_What you should do_
Once you have read the data below, write it all out exactly.
━━━ Records for the exercise ━━━
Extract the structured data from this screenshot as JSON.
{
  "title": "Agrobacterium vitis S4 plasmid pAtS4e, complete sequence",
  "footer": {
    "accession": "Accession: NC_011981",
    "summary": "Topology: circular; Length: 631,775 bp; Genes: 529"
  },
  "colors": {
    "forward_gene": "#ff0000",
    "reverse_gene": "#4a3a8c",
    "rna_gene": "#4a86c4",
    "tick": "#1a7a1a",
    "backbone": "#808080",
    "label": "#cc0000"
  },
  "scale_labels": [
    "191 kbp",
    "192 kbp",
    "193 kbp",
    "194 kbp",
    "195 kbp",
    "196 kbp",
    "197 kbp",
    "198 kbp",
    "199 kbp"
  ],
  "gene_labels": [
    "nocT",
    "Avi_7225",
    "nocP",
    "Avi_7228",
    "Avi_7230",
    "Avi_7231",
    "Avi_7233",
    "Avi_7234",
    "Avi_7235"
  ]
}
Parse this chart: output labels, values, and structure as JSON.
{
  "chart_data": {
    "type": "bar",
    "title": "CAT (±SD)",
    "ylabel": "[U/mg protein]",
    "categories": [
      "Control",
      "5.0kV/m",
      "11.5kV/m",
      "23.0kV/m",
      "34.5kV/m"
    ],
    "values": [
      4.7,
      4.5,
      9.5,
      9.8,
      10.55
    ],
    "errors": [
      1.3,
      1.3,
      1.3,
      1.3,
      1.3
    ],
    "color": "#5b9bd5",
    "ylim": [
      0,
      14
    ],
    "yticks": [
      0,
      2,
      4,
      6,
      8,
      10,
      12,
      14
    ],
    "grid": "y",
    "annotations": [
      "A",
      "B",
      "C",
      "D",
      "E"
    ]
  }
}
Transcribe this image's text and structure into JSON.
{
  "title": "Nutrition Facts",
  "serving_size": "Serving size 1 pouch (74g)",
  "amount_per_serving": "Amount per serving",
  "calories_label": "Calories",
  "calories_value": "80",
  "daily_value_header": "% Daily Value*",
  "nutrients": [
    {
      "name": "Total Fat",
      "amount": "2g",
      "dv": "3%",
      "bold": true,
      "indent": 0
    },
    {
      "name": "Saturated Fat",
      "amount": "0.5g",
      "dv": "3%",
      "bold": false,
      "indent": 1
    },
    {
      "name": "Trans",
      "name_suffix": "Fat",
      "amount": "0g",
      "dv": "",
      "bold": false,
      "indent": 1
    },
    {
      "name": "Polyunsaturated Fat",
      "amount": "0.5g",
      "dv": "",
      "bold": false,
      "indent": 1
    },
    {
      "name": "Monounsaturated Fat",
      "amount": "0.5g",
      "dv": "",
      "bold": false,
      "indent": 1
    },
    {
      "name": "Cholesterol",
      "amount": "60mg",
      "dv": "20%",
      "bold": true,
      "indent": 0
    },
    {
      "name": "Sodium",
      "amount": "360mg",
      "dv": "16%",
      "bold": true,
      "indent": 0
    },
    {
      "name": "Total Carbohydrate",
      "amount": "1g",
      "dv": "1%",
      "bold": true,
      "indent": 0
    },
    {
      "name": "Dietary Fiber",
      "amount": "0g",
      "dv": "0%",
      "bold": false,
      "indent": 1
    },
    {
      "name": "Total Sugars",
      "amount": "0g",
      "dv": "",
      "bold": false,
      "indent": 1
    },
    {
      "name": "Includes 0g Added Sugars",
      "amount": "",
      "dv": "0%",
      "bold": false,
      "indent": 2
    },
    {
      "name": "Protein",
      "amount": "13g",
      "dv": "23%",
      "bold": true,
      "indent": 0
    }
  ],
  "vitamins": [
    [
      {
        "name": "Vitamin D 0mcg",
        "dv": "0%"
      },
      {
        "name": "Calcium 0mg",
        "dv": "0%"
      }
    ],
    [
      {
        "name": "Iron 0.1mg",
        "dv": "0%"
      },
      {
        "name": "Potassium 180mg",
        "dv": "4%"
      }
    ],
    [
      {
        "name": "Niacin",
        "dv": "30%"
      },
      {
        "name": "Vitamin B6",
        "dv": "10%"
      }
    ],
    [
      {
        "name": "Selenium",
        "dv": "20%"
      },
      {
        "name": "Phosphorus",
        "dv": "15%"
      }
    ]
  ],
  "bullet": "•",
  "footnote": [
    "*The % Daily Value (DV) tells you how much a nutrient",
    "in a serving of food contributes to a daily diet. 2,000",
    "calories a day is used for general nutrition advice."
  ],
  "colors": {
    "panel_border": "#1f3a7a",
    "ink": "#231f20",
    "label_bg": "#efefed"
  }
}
━━━
_Task response_
Extract the structured data from this screenshot as JSON.
{
  "title": "Agrobacterium vitis S4 plasmid pAtS4e, complete sequence",
  "footer": {
    "accession": "Accession: NC_011981",
    "summary": "Topology: circular; Length: 631,775 bp; Genes: 529"
  },
  "colors": {
    "forward_gene": "#ff0000",
    "reverse_gene": "#4a3a8c",
    "rna_gene": "#4a86c4",
    "tick": "#1a7a1a",
    "backbone": "#808080",
    "label": "#cc0000"
  },
  "scale_labels": [
    "191 kbp",
    "192 kbp",
    "193 kbp",
    "194 kbp",
    "195 kbp",
    "196 kbp",
    "197 kbp",
    "198 kbp",
    "199 kbp"
  ],
  "gene_labels": [
    "nocT",
    "Avi_7225",
    "nocP",
    "Avi_7228",
    "Avi_7230",
    "Avi_7231",
    "Avi_7233",
    "Avi_7234",
    "Avi_7235"
  ]
}
Parse this chart: output labels, values, and structure as JSON.
{
  "chart_data": {
    "type": "bar",
    "title": "CAT (±SD)",
    "ylabel": "[U/mg protein]",
    "categories": [
      "Control",
      "5.0kV/m",
      "11.5kV/m",
      "23.0kV/m",
      "34.5kV/m"
    ],
    "values": [
      4.7,
      4.5,
      9.5,
      9.8,
      10.55
    ],
    "errors": [
      1.3,
      1.3,
      1.3,
      1.3,
      1.3
    ],
    "color": "#5b9bd5",
    "ylim": [
      0,
      14
    ],
    "yticks": [
      0,
      2,
      4,
      6,
      8,
      10,
      12,
      14
    ],
    "grid": "y",
    "annotations": [
      "A",
      "B",
      "C",
      "D",
      "E"
    ]
  }
}
Transcribe this image's text and structure into JSON.
{
  "title": "Nutrition Facts",
  "serving_size": "Serving size 1 pouch (74g)",
  "amount_per_serving": "Amount per serving",
  "calories_label": "Calories",
  "calories_value": "80",
  "daily_value_header": "% Daily Value*",
  "nutrients": [
    {
      "name": "Total Fat",
      "amount": "2g",
      "dv": "3%",
      "bold": true,
      "indent": 0
    },
    {
      "name": "Saturated Fat",
      "amount": "0.5g",
      "dv": "3%",
      "bold": false,
      "indent": 1
    },
    {
      "name": "Trans",
      "name_suffix": "Fat",
      "amount": "0g",
      "dv": "",
      "bold": false,
      "indent": 1
    },
    {
      "name": "Polyunsaturated Fat",
      "amount": "0.5g",
      "dv": "",
      "bold": false,
      "indent": 1
    },
    {
      "name": "Monounsaturated Fat",
      "amount": "0.5g",
      "dv": "",
      "bold": false,
      "indent": 1
    },
    {
      "name": "Cholesterol",
      "amount": "60mg",
      "dv": "20%",
      "bold": true,
      "indent": 0
    },
    {
      "name": "Sodium",
      "amount": "360mg",
      "dv": "16%",
      "bold": true,
      "indent": 0
    },
    {
      "name": "Total Carbohydrate",
      "amount": "1g",
      "dv": "1%",
      "bold": true,
      "indent": 0
    },
    {
      "name": "Dietary Fiber",
      "amount": "0g",
      "dv": "0%",
      "bold": false,
      "indent": 1
    },
    {
      "name": "Total Sugars",
      "amount": "0g",
      "dv": "",
      "bold": false,
      "indent": 1
    },
    {
      "name": "Includes 0g Added Sugars",
      "amount": "",
      "dv": "0%",
      "bold": false,
      "indent": 2
    },
    {
      "name": "Protein",
      "amount": "13g",
      "dv": "23%",
      "bold": true,
      "indent": 0
    }
  ],
  "vitamins": [
    [
      {
        "name": "Vitamin D 0mcg",
        "dv": "0%"
      },
      {
        "name": "Calcium 0mg",
        "dv": "0%"
      }
    ],
    [
      {
        "name": "Iron 0.1mg",
        "dv": "0%"
      },
      {
        "name": "Potassium 180mg",
        "dv": "4%"
      }
    ],
    [
      {
        "name": "Niacin",
        "dv": "30%"
      },
      {
        "name": "Vitamin B6",
        "dv": "10%"
      }
    ],
    [
      {
        "name": "Selenium",
        "dv": "20%"
      },
      {
        "name": "Phosphorus",
        "dv": "15%"
      }
    ]
  ],
  "bullet": "•",
  "footnote": [
    "*The % Daily Value (DV) tells you how much a nutrient",
    "in a serving of food contributes to a daily diet. 2,000",
    "calories a day is used for general nutrition advice."
  ],
  "colors": {
    "panel_border": "#1f3a7a",
    "ink": "#231f20",
    "label_bg": "#efefed"
  }
}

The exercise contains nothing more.